## REQUIREMENTS:
Copy each line where the word "Estrecho" occurs.

## GIVEN INFORMATION:
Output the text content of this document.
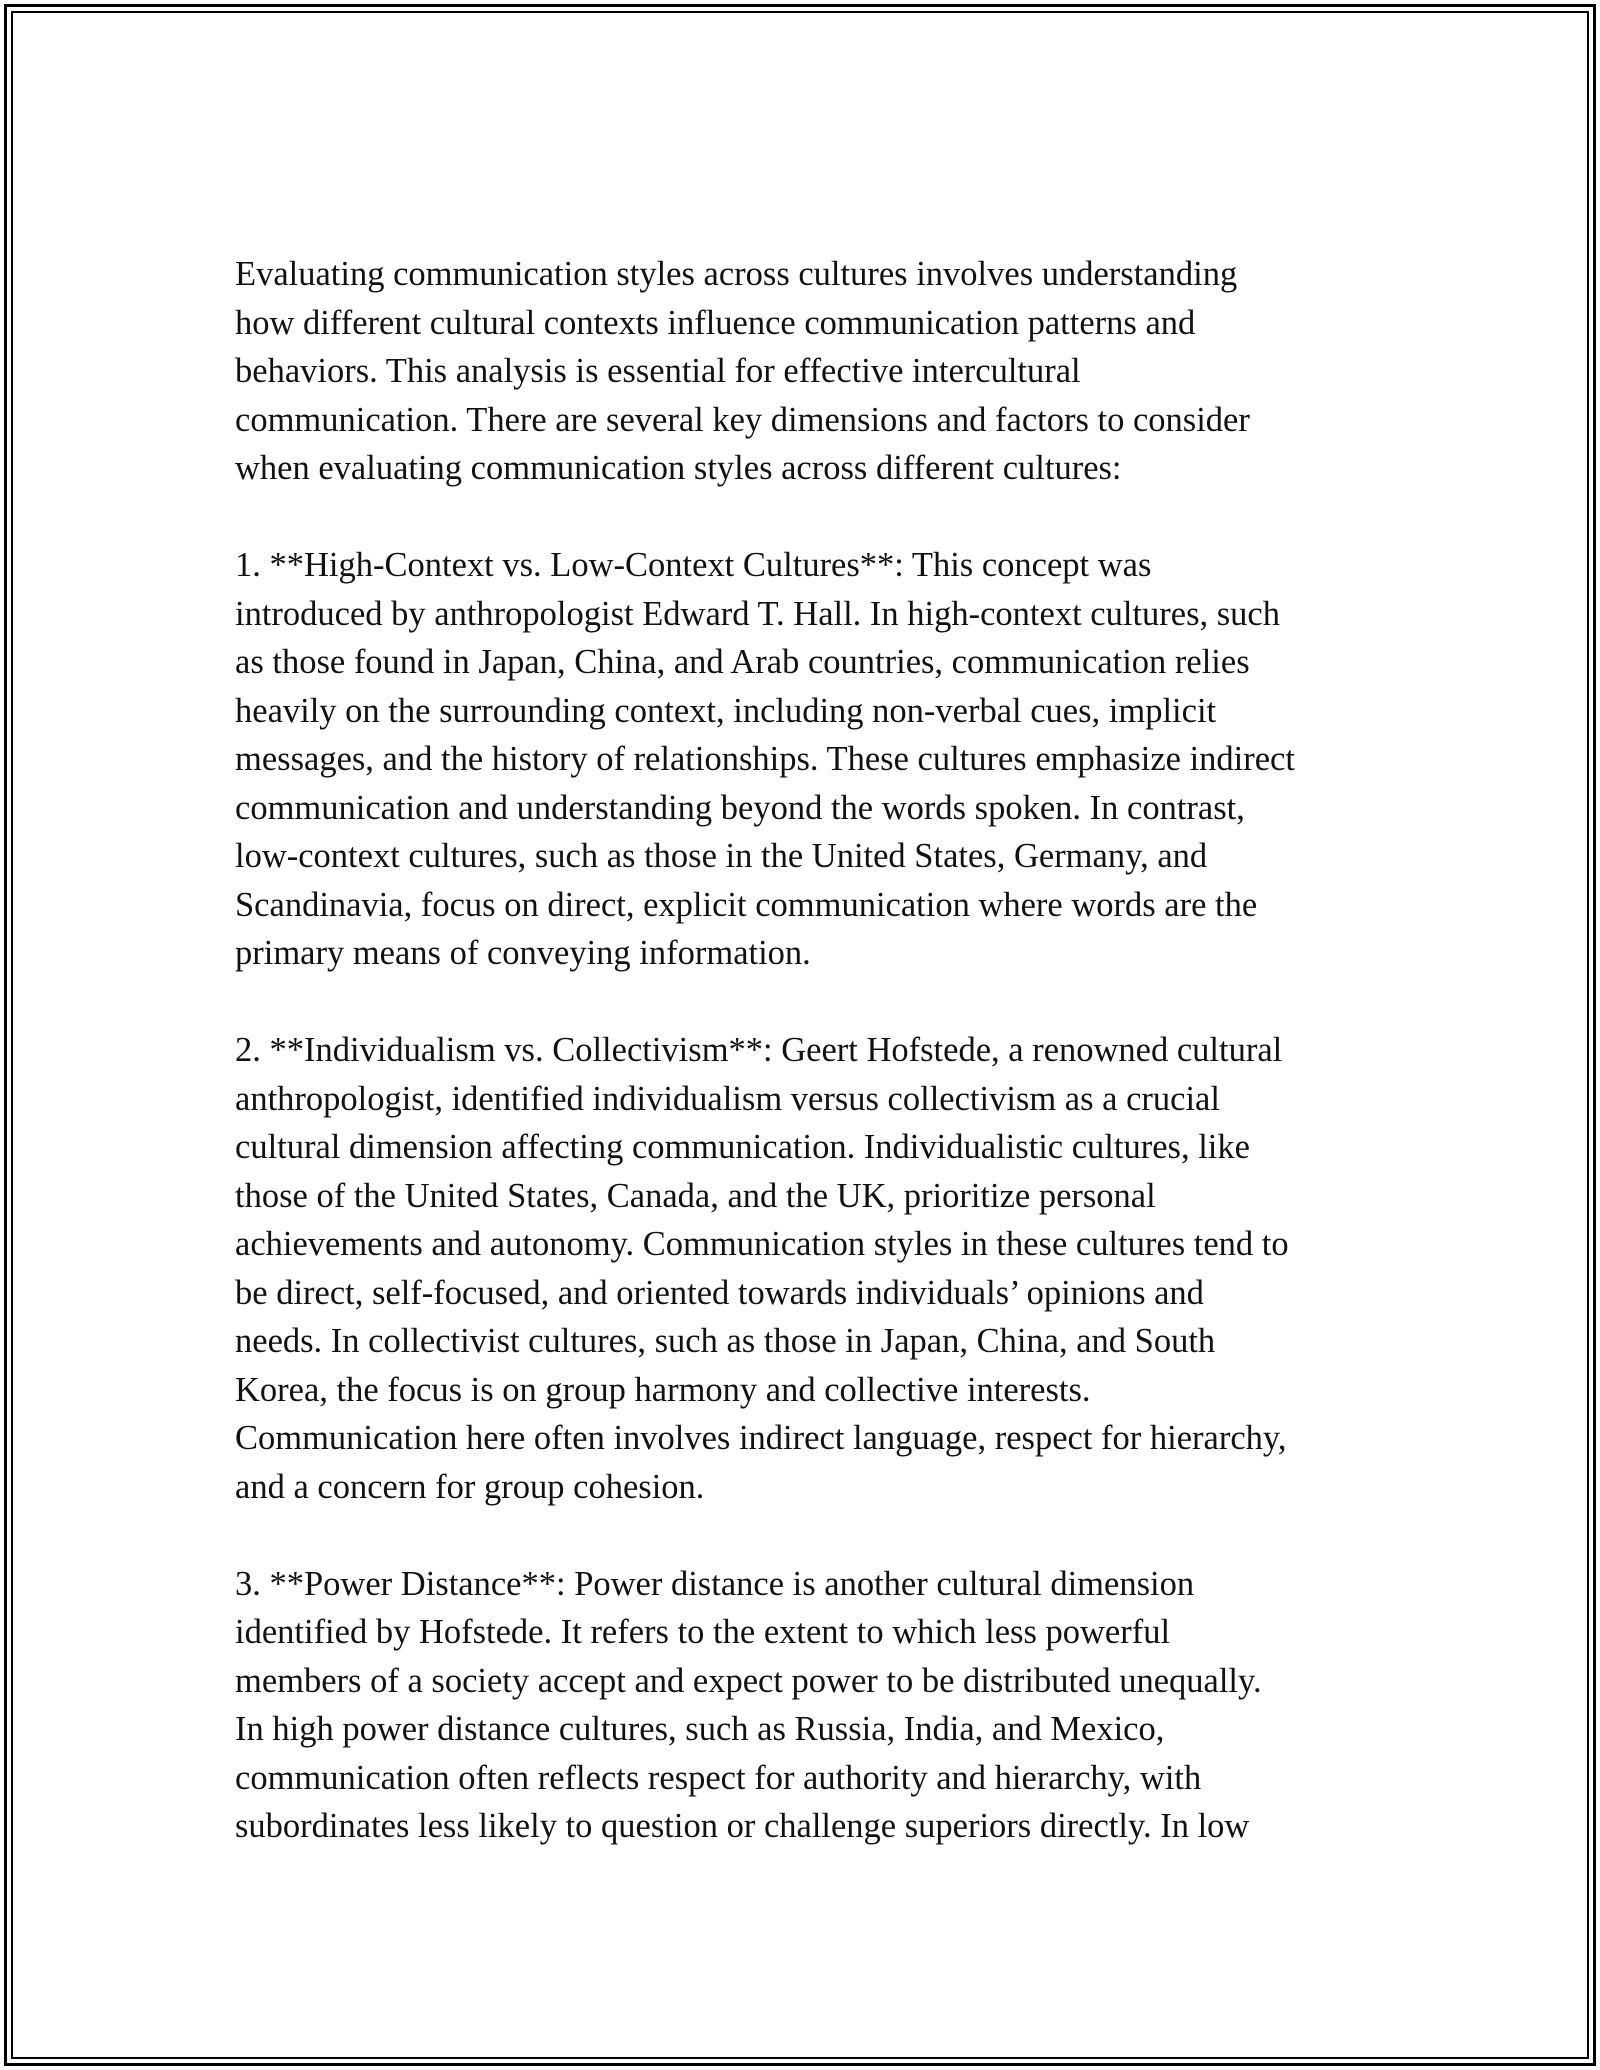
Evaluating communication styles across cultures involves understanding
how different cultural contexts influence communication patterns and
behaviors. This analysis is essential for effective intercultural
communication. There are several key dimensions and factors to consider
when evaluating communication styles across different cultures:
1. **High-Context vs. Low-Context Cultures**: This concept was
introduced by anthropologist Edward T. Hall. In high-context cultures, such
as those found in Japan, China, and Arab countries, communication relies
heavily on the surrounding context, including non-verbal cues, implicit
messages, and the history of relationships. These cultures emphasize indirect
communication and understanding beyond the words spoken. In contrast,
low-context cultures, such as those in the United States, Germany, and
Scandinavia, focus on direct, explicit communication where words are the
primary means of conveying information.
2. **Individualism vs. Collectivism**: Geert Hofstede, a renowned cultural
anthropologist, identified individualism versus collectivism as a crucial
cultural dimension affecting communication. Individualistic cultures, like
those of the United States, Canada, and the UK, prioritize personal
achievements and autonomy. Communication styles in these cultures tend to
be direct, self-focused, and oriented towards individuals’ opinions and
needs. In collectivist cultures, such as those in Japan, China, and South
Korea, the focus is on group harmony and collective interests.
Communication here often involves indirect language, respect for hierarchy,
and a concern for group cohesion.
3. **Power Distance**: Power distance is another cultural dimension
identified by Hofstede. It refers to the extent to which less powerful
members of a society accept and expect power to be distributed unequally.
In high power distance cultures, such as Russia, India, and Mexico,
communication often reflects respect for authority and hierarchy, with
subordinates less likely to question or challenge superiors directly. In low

* * *

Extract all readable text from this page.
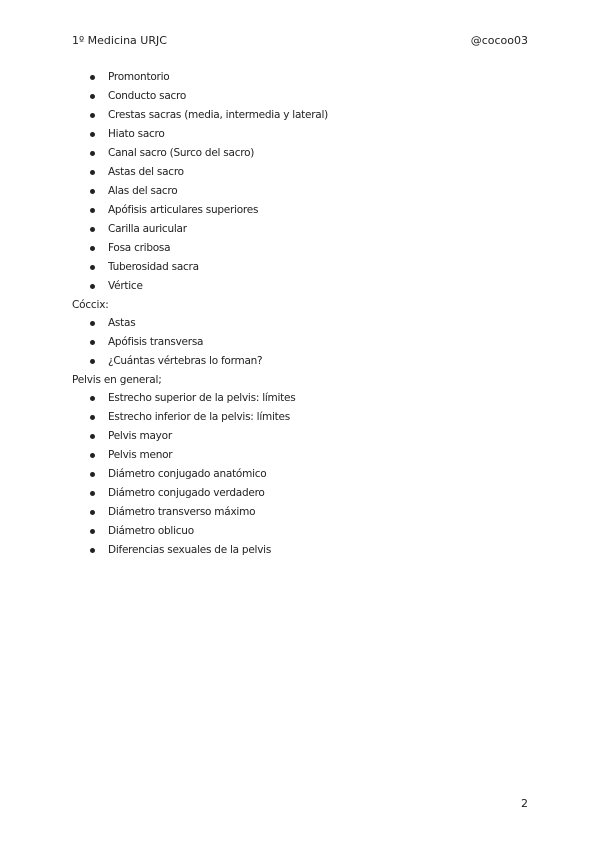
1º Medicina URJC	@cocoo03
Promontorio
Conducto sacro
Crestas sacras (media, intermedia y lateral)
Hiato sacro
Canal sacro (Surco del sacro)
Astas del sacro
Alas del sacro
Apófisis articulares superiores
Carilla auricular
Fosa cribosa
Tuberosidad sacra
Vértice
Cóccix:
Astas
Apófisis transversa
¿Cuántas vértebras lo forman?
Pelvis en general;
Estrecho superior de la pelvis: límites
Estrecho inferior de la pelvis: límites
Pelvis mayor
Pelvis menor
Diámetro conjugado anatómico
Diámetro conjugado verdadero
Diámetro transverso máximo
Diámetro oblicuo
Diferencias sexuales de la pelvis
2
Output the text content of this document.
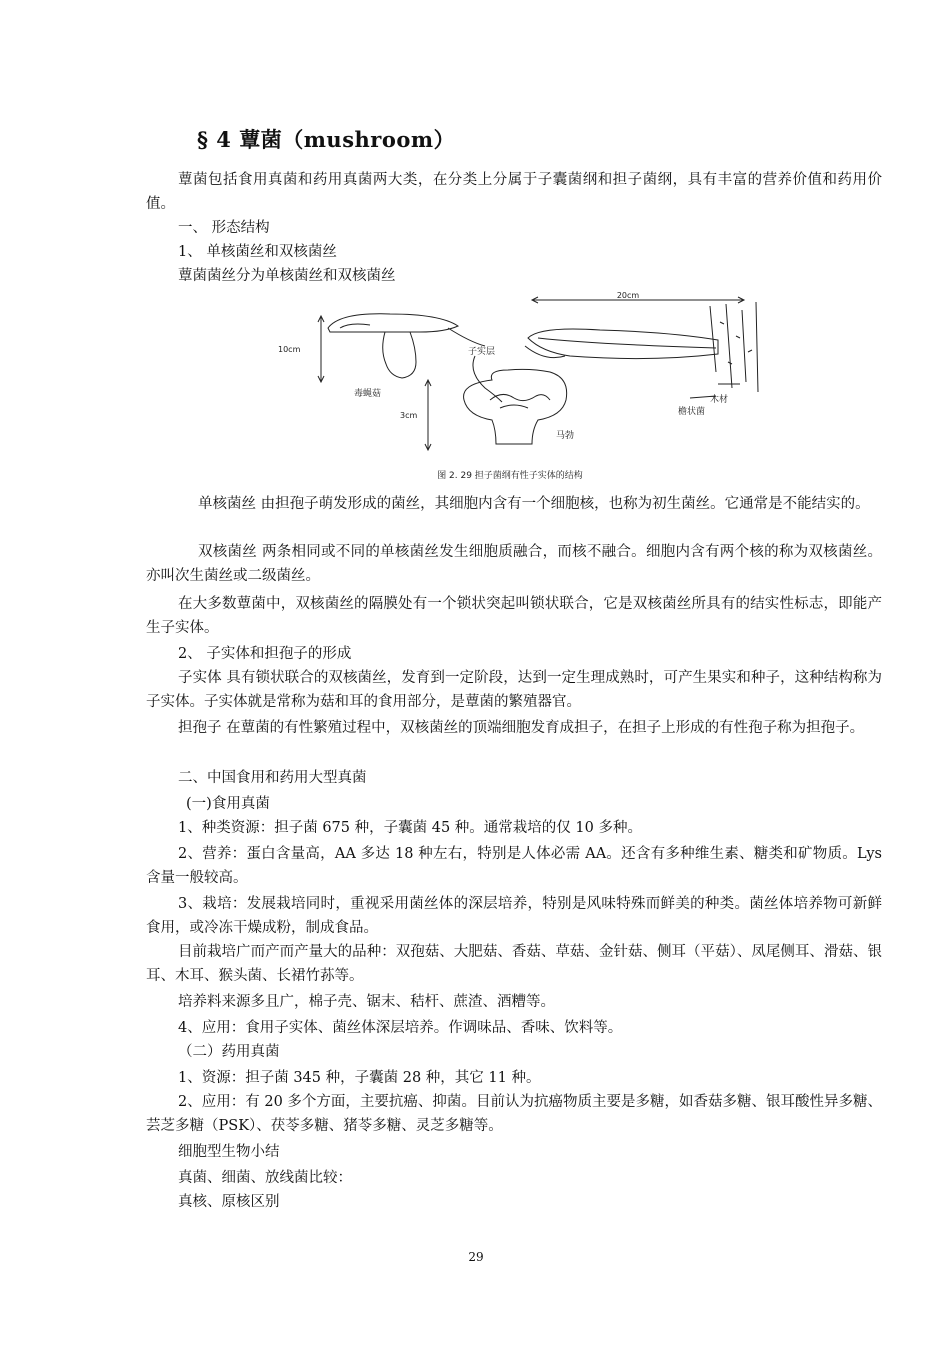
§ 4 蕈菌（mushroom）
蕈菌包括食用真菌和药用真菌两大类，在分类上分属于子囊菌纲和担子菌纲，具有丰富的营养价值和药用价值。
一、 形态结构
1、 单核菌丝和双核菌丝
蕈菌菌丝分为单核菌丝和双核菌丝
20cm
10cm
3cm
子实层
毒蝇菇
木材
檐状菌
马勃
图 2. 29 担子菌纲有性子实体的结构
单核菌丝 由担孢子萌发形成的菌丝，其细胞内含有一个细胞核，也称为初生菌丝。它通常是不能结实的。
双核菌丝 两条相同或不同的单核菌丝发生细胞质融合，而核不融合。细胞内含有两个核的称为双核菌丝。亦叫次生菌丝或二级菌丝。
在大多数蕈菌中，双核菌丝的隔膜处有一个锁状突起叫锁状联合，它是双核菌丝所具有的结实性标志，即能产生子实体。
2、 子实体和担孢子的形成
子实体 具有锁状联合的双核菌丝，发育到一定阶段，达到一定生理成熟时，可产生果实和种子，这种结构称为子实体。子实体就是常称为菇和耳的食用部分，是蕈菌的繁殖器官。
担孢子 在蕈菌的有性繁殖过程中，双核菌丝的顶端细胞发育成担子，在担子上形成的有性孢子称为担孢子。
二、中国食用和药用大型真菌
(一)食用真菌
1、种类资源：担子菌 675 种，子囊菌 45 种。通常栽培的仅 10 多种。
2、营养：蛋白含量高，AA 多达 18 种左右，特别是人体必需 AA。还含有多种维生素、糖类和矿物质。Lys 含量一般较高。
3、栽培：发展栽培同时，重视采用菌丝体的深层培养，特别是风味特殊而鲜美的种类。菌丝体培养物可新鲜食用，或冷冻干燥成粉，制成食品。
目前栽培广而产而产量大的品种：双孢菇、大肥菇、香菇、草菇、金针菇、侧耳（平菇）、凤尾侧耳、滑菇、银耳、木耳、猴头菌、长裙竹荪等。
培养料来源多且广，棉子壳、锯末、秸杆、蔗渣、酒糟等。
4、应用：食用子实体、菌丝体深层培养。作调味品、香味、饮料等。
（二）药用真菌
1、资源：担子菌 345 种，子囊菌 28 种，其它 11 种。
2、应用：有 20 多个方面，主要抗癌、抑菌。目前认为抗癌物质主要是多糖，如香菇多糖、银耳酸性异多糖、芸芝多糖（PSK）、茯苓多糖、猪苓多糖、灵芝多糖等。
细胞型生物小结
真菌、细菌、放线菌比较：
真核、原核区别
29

## EXERCISE SOLUTION:
Estrecho superior de la pelvis: límites
Estrecho inferior de la pelvis: límites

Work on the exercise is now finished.